** Start **

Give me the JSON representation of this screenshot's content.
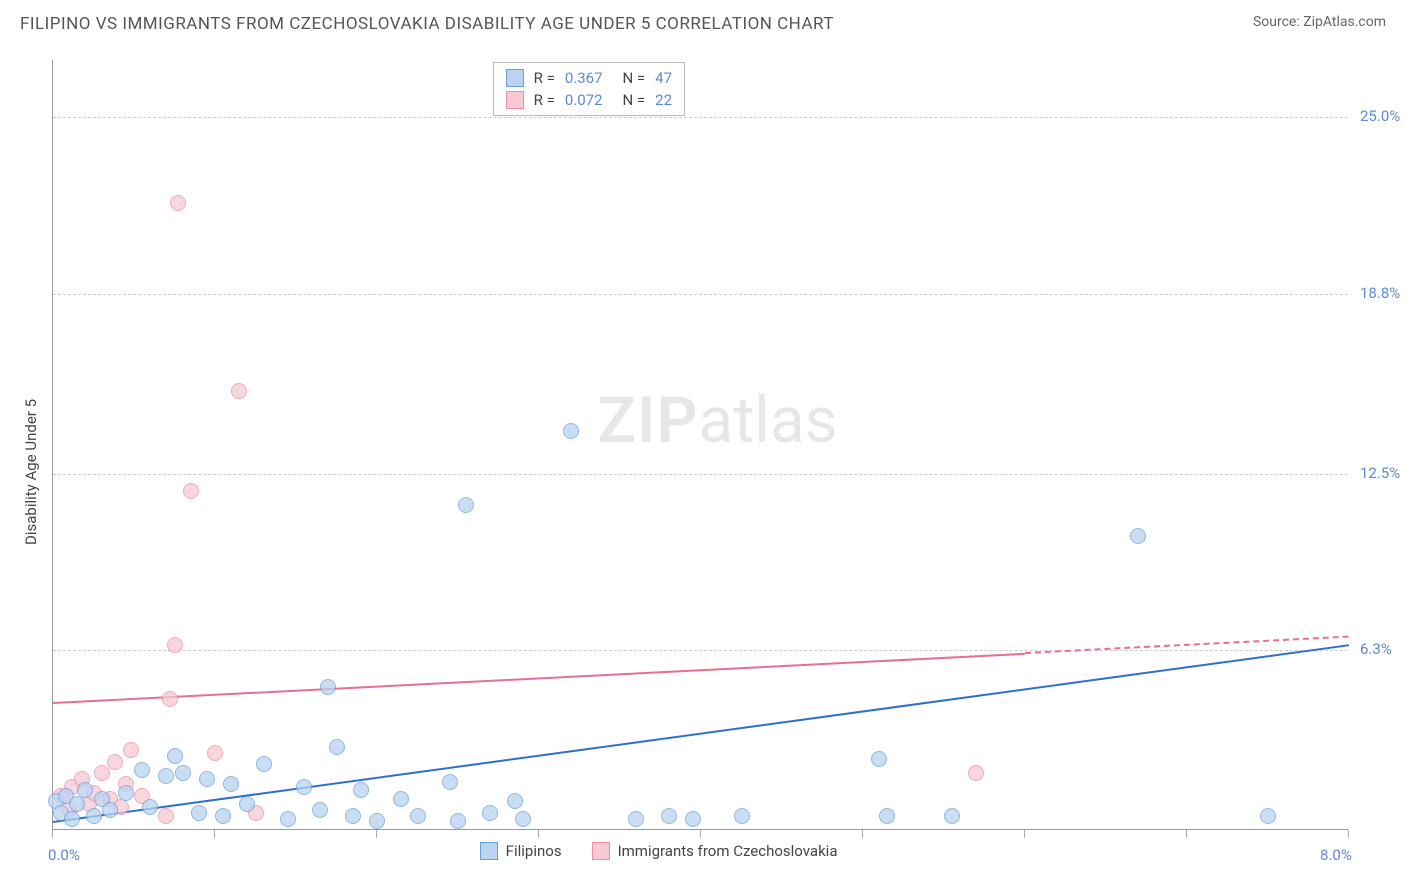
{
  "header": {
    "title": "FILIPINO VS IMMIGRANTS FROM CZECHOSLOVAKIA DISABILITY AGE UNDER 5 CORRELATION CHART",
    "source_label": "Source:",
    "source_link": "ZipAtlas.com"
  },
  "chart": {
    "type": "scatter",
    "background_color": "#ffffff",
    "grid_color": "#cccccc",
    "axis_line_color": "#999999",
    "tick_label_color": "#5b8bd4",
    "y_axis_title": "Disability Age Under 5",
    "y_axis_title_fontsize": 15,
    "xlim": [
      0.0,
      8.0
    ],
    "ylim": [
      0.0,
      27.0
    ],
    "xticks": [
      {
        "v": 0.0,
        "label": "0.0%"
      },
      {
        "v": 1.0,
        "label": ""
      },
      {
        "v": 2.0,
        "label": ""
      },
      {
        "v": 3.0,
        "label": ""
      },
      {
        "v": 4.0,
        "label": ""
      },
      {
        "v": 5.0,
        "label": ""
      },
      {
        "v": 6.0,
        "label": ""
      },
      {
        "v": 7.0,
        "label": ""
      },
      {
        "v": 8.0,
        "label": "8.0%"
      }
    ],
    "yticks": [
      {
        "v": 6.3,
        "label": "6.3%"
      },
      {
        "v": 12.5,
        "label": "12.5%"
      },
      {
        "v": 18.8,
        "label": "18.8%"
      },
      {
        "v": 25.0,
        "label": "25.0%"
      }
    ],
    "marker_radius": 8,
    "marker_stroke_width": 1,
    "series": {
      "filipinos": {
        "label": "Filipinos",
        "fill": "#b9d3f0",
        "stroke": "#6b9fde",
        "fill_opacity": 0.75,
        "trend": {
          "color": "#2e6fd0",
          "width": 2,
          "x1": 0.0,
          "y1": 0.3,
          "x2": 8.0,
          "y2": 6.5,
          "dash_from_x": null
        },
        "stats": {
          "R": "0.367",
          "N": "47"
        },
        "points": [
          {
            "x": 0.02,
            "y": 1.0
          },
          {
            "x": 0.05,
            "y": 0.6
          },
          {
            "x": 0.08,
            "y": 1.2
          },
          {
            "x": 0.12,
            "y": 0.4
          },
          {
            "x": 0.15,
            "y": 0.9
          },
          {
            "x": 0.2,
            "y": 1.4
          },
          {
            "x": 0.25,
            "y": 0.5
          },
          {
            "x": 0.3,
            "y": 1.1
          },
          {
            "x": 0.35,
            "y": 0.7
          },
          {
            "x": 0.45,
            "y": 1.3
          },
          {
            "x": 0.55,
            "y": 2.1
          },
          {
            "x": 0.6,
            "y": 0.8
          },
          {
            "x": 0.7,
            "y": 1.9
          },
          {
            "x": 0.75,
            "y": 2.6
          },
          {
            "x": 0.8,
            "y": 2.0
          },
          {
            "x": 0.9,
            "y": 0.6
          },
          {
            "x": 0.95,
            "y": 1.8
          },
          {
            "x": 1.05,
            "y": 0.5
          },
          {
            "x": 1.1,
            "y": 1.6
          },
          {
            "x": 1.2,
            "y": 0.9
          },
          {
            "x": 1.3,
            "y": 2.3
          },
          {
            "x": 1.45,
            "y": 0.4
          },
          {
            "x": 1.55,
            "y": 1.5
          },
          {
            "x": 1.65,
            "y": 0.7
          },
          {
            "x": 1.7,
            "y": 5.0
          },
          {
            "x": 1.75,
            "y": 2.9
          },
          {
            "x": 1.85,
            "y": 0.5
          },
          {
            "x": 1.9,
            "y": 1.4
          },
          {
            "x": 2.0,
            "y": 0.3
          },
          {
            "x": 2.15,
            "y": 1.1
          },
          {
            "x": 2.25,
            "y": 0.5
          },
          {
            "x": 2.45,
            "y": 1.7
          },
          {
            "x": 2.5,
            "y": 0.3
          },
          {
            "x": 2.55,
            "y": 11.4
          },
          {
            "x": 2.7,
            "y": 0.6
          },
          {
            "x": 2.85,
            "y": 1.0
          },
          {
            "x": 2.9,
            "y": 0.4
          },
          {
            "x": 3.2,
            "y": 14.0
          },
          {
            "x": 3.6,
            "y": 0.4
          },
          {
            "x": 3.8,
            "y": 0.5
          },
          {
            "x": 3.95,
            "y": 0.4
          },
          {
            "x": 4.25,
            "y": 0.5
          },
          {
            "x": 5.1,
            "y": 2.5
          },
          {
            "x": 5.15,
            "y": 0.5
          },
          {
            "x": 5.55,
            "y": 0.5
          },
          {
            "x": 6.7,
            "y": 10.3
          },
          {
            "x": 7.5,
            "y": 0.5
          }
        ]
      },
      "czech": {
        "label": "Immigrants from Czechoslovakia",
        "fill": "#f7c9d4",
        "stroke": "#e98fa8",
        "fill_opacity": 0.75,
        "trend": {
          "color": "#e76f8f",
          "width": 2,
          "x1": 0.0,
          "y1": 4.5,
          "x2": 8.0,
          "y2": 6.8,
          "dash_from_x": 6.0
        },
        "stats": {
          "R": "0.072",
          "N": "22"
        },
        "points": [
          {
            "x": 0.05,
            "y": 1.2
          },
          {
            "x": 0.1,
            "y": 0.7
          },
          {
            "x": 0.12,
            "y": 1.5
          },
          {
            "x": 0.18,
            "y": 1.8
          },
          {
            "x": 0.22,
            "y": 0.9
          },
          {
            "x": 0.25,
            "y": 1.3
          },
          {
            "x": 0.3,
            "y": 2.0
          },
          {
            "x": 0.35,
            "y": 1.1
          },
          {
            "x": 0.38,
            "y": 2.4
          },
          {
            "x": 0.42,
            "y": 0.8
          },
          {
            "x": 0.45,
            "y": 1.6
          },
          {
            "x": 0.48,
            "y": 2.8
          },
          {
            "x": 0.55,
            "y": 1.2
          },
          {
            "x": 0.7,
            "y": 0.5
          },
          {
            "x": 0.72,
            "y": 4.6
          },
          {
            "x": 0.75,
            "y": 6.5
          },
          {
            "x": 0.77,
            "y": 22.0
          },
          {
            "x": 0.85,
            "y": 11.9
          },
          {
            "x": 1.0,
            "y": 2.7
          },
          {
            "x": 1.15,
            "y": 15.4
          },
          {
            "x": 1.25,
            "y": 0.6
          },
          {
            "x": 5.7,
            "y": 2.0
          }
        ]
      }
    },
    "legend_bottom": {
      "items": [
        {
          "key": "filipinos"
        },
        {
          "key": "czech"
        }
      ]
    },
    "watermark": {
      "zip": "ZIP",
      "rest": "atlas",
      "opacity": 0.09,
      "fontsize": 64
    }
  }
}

** End **

What this task involves:
Write out the listing above exactly as it stands, pictures excluded.

Expected answer:
Give me the JSON representation of this screenshot's content.
{
  "header": {
    "title": "FILIPINO VS IMMIGRANTS FROM CZECHOSLOVAKIA DISABILITY AGE UNDER 5 CORRELATION CHART",
    "source_label": "Source:",
    "source_link": "ZipAtlas.com"
  },
  "chart": {
    "type": "scatter",
    "background_color": "#ffffff",
    "grid_color": "#cccccc",
    "axis_line_color": "#999999",
    "tick_label_color": "#5b8bd4",
    "y_axis_title": "Disability Age Under 5",
    "y_axis_title_fontsize": 15,
    "xlim": [
      0.0,
      8.0
    ],
    "ylim": [
      0.0,
      27.0
    ],
    "xticks": [
      {
        "v": 0.0,
        "label": "0.0%"
      },
      {
        "v": 1.0,
        "label": ""
      },
      {
        "v": 2.0,
        "label": ""
      },
      {
        "v": 3.0,
        "label": ""
      },
      {
        "v": 4.0,
        "label": ""
      },
      {
        "v": 5.0,
        "label": ""
      },
      {
        "v": 6.0,
        "label": ""
      },
      {
        "v": 7.0,
        "label": ""
      },
      {
        "v": 8.0,
        "label": "8.0%"
      }
    ],
    "yticks": [
      {
        "v": 6.3,
        "label": "6.3%"
      },
      {
        "v": 12.5,
        "label": "12.5%"
      },
      {
        "v": 18.8,
        "label": "18.8%"
      },
      {
        "v": 25.0,
        "label": "25.0%"
      }
    ],
    "marker_radius": 8,
    "marker_stroke_width": 1,
    "series": {
      "filipinos": {
        "label": "Filipinos",
        "fill": "#b9d3f0",
        "stroke": "#6b9fde",
        "fill_opacity": 0.75,
        "trend": {
          "color": "#2e6fd0",
          "width": 2,
          "x1": 0.0,
          "y1": 0.3,
          "x2": 8.0,
          "y2": 6.5,
          "dash_from_x": null
        },
        "stats": {
          "R": "0.367",
          "N": "47"
        },
        "points": [
          {
            "x": 0.02,
            "y": 1.0
          },
          {
            "x": 0.05,
            "y": 0.6
          },
          {
            "x": 0.08,
            "y": 1.2
          },
          {
            "x": 0.12,
            "y": 0.4
          },
          {
            "x": 0.15,
            "y": 0.9
          },
          {
            "x": 0.2,
            "y": 1.4
          },
          {
            "x": 0.25,
            "y": 0.5
          },
          {
            "x": 0.3,
            "y": 1.1
          },
          {
            "x": 0.35,
            "y": 0.7
          },
          {
            "x": 0.45,
            "y": 1.3
          },
          {
            "x": 0.55,
            "y": 2.1
          },
          {
            "x": 0.6,
            "y": 0.8
          },
          {
            "x": 0.7,
            "y": 1.9
          },
          {
            "x": 0.75,
            "y": 2.6
          },
          {
            "x": 0.8,
            "y": 2.0
          },
          {
            "x": 0.9,
            "y": 0.6
          },
          {
            "x": 0.95,
            "y": 1.8
          },
          {
            "x": 1.05,
            "y": 0.5
          },
          {
            "x": 1.1,
            "y": 1.6
          },
          {
            "x": 1.2,
            "y": 0.9
          },
          {
            "x": 1.3,
            "y": 2.3
          },
          {
            "x": 1.45,
            "y": 0.4
          },
          {
            "x": 1.55,
            "y": 1.5
          },
          {
            "x": 1.65,
            "y": 0.7
          },
          {
            "x": 1.7,
            "y": 5.0
          },
          {
            "x": 1.75,
            "y": 2.9
          },
          {
            "x": 1.85,
            "y": 0.5
          },
          {
            "x": 1.9,
            "y": 1.4
          },
          {
            "x": 2.0,
            "y": 0.3
          },
          {
            "x": 2.15,
            "y": 1.1
          },
          {
            "x": 2.25,
            "y": 0.5
          },
          {
            "x": 2.45,
            "y": 1.7
          },
          {
            "x": 2.5,
            "y": 0.3
          },
          {
            "x": 2.55,
            "y": 11.4
          },
          {
            "x": 2.7,
            "y": 0.6
          },
          {
            "x": 2.85,
            "y": 1.0
          },
          {
            "x": 2.9,
            "y": 0.4
          },
          {
            "x": 3.2,
            "y": 14.0
          },
          {
            "x": 3.6,
            "y": 0.4
          },
          {
            "x": 3.8,
            "y": 0.5
          },
          {
            "x": 3.95,
            "y": 0.4
          },
          {
            "x": 4.25,
            "y": 0.5
          },
          {
            "x": 5.1,
            "y": 2.5
          },
          {
            "x": 5.15,
            "y": 0.5
          },
          {
            "x": 5.55,
            "y": 0.5
          },
          {
            "x": 6.7,
            "y": 10.3
          },
          {
            "x": 7.5,
            "y": 0.5
          }
        ]
      },
      "czech": {
        "label": "Immigrants from Czechoslovakia",
        "fill": "#f7c9d4",
        "stroke": "#e98fa8",
        "fill_opacity": 0.75,
        "trend": {
          "color": "#e76f8f",
          "width": 2,
          "x1": 0.0,
          "y1": 4.5,
          "x2": 8.0,
          "y2": 6.8,
          "dash_from_x": 6.0
        },
        "stats": {
          "R": "0.072",
          "N": "22"
        },
        "points": [
          {
            "x": 0.05,
            "y": 1.2
          },
          {
            "x": 0.1,
            "y": 0.7
          },
          {
            "x": 0.12,
            "y": 1.5
          },
          {
            "x": 0.18,
            "y": 1.8
          },
          {
            "x": 0.22,
            "y": 0.9
          },
          {
            "x": 0.25,
            "y": 1.3
          },
          {
            "x": 0.3,
            "y": 2.0
          },
          {
            "x": 0.35,
            "y": 1.1
          },
          {
            "x": 0.38,
            "y": 2.4
          },
          {
            "x": 0.42,
            "y": 0.8
          },
          {
            "x": 0.45,
            "y": 1.6
          },
          {
            "x": 0.48,
            "y": 2.8
          },
          {
            "x": 0.55,
            "y": 1.2
          },
          {
            "x": 0.7,
            "y": 0.5
          },
          {
            "x": 0.72,
            "y": 4.6
          },
          {
            "x": 0.75,
            "y": 6.5
          },
          {
            "x": 0.77,
            "y": 22.0
          },
          {
            "x": 0.85,
            "y": 11.9
          },
          {
            "x": 1.0,
            "y": 2.7
          },
          {
            "x": 1.15,
            "y": 15.4
          },
          {
            "x": 1.25,
            "y": 0.6
          },
          {
            "x": 5.7,
            "y": 2.0
          }
        ]
      }
    },
    "legend_bottom": {
      "items": [
        {
          "key": "filipinos"
        },
        {
          "key": "czech"
        }
      ]
    },
    "watermark": {
      "zip": "ZIP",
      "rest": "atlas",
      "opacity": 0.09,
      "fontsize": 64
    }
  }
}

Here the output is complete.